Direction:
Copy each line below in which the word "weight" occurs.
## Begin Raw data
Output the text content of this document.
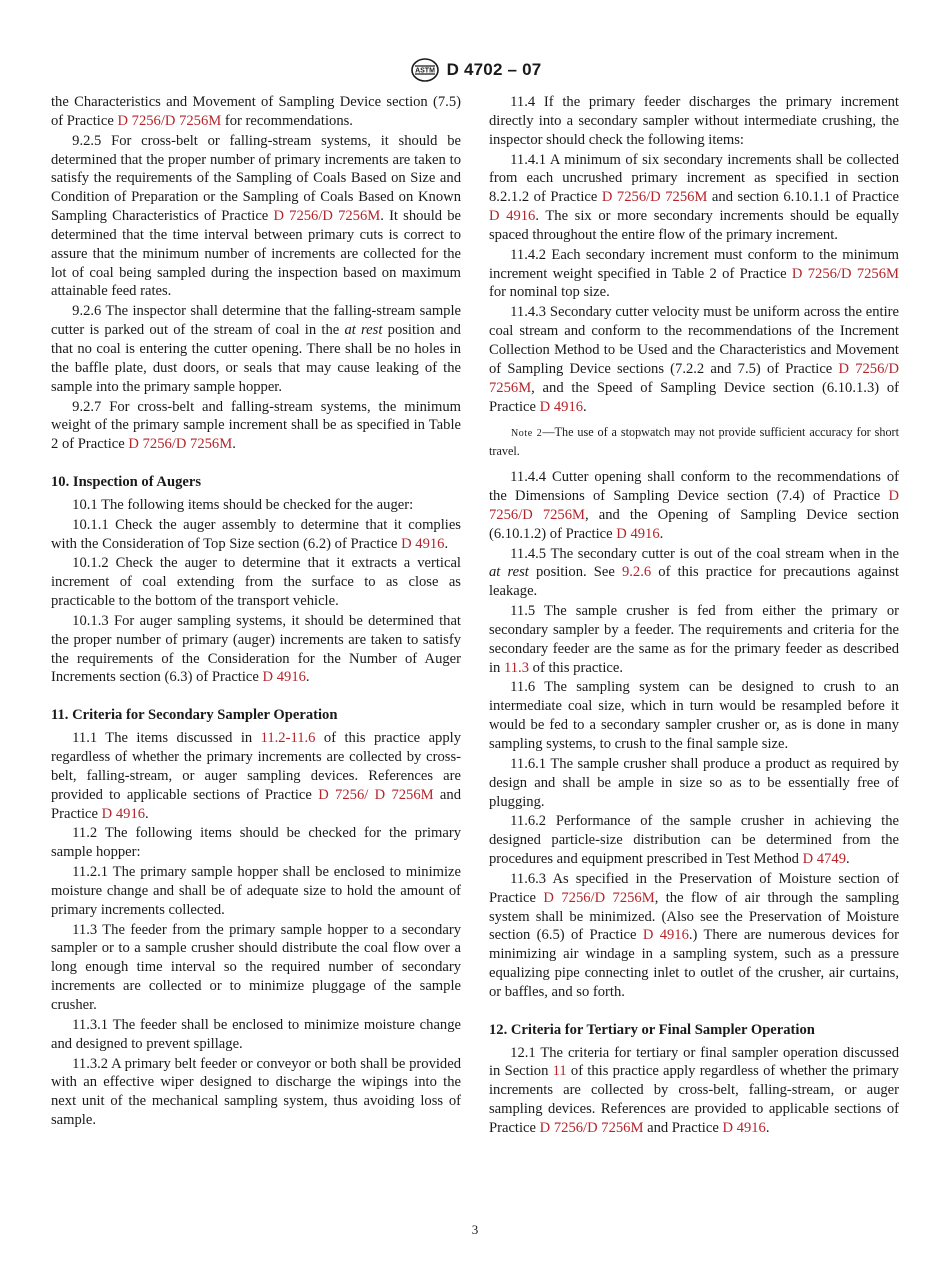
ASTM D 4702 – 07

the Characteristics and Movement of Sampling Device section (7.5) of Practice D 7256/D 7256M for recommendations.

9.2.5 For cross-belt or falling-stream systems, it should be determined that the proper number of primary increments are taken to satisfy the requirements of the Sampling of Coals Based on Size and Condition of Preparation or the Sampling of Coals Based on Known Sampling Characteristics of Practice D 7256/D 7256M. It should be determined that the time interval between primary cuts is correct to assure that the minimum number of increments are collected for the lot of coal being sampled during the inspection based on maximum attainable feed rates.

9.2.6 The inspector shall determine that the falling-stream sample cutter is parked out of the stream of coal in the at rest position and that no coal is entering the cutter opening. There shall be no holes in the baffle plate, dust doors, or seals that may cause leaking of the sample into the primary sample hopper.

9.2.7 For cross-belt and falling-stream systems, the minimum weight of the primary sample increment shall be as specified in Table 2 of Practice D 7256/D 7256M.

10. Inspection of Augers

10.1 The following items should be checked for the auger:

10.1.1 Check the auger assembly to determine that it complies with the Consideration of Top Size section (6.2) of Practice D 4916.

10.1.2 Check the auger to determine that it extracts a vertical increment of coal extending from the surface to as close as practicable to the bottom of the transport vehicle.

10.1.3 For auger sampling systems, it should be determined that the proper number of primary (auger) increments are taken to satisfy the requirements of the Consideration for the Number of Auger Increments section (6.3) of Practice D 4916.

11. Criteria for Secondary Sampler Operation

11.1 The items discussed in 11.2-11.6 of this practice apply regardless of whether the primary increments are collected by cross-belt, falling-stream, or auger sampling devices. References are provided to applicable sections of Practice D 7256/ D 7256M and Practice D 4916.

11.2 The following items should be checked for the primary sample hopper:

11.2.1 The primary sample hopper shall be enclosed to minimize moisture change and shall be of adequate size to hold the amount of primary increments collected.

11.3 The feeder from the primary sample hopper to a secondary sampler or to a sample crusher should distribute the coal flow over a long enough time interval so the required number of secondary increments are collected or to minimize pluggage of the sample crusher.

11.3.1 The feeder shall be enclosed to minimize moisture change and designed to prevent spillage.

11.3.2 A primary belt feeder or conveyor or both shall be provided with an effective wiper designed to discharge the wipings into the next unit of the mechanical sampling system, thus avoiding loss of sample.

11.4 If the primary feeder discharges the primary increment directly into a secondary sampler without intermediate crushing, the inspector should check the following items:

11.4.1 A minimum of six secondary increments shall be collected from each uncrushed primary increment as specified in section 8.2.1.2 of Practice D 7256/D 7256M and section 6.10.1.1 of Practice D 4916. The six or more secondary increments should be equally spaced throughout the entire flow of the primary increment.

11.4.2 Each secondary increment must conform to the minimum increment weight specified in Table 2 of Practice D 7256/D 7256M for nominal top size.

11.4.3 Secondary cutter velocity must be uniform across the entire coal stream and conform to the recommendations of the Increment Collection Method to be Used and the Characteristics and Movement of Sampling Device sections (7.2.2 and 7.5) of Practice D 7256/D 7256M, and the Speed of Sampling Device section (6.10.1.3) of Practice D 4916.

Note 2—The use of a stopwatch may not provide sufficient accuracy for short travel.

11.4.4 Cutter opening shall conform to the recommendations of the Dimensions of Sampling Device section (7.4) of Practice D 7256/D 7256M, and the Opening of Sampling Device section (6.10.1.2) of Practice D 4916.

11.4.5 The secondary cutter is out of the coal stream when in the at rest position. See 9.2.6 of this practice for precautions against leakage.

11.5 The sample crusher is fed from either the primary or secondary sampler by a feeder. The requirements and criteria for the secondary feeder are the same as for the primary feeder as described in 11.3 of this practice.

11.6 The sampling system can be designed to crush to an intermediate coal size, which in turn would be resampled before it would be fed to a secondary sampler crusher or, as is done in many sampling systems, to crush to the final sample size.

11.6.1 The sample crusher shall produce a product as required by design and shall be ample in size so as to be essentially free of plugging.

11.6.2 Performance of the sample crusher in achieving the designed particle-size distribution can be determined from the procedures and equipment prescribed in Test Method D 4749.

11.6.3 As specified in the Preservation of Moisture section of Practice D 7256/D 7256M, the flow of air through the sampling system shall be minimized. (Also see the Preservation of Moisture section (6.5) of Practice D 4916.) There are numerous devices for minimizing air windage in a sampling system, such as a pressure equalizing pipe connecting inlet to outlet of the crusher, air curtains, or baffles, and so forth.

12. Criteria for Tertiary or Final Sampler Operation

12.1 The criteria for tertiary or final sampler operation discussed in Section 11 of this practice apply regardless of whether the primary increments are collected by cross-belt, falling-stream, or auger sampling devices. References are provided to applicable sections of Practice D 7256/D 7256M and Practice D 4916.

3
## End Raw data
Solution to the exercise:
9.2.7 For cross-belt and falling-stream systems, the minimum weight of the primary sample increment shall be as specified in Table 2 of Practice D 7256/D 7256M.
11.4.2 Each secondary increment must conform to the minimum increment weight specified in Table 2 of Practice D 7256/D 7256M for nominal top size.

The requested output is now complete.